▶ _Instructions to follow_
What follows is a listing to be transcribed exactly.

▶ _Record extracts_

------------------------------------------------------------------------

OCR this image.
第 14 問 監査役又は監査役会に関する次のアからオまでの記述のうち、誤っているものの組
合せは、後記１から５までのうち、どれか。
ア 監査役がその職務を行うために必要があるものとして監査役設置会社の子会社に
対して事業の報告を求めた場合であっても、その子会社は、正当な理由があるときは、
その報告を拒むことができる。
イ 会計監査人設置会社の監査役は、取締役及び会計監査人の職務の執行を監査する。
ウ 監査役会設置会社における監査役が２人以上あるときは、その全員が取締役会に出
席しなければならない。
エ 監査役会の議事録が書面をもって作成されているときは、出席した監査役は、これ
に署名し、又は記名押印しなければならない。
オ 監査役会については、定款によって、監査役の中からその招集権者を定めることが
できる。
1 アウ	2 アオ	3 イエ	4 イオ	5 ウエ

------------------------------------------------------------------------

▶ _Output of the exercise_
OCR this image.
第 14 問 監査役又は監査役会に関する次のアからオまでの記述のうち、誤っているものの組
合せは、後記１から５までのうち、どれか。
ア 監査役がその職務を行うために必要があるものとして監査役設置会社の子会社に
対して事業の報告を求めた場合であっても、その子会社は、正当な理由があるときは、
その報告を拒むことができる。
イ 会計監査人設置会社の監査役は、取締役及び会計監査人の職務の執行を監査する。
ウ 監査役会設置会社における監査役が２人以上あるときは、その全員が取締役会に出
席しなければならない。
エ 監査役会の議事録が書面をもって作成されているときは、出席した監査役は、これ
に署名し、又は記名押印しなければならない。
オ 監査役会については、定款によって、監査役の中からその招集権者を定めることが
できる。
1 アウ	2 アオ	3 イエ	4 イオ	5 ウエ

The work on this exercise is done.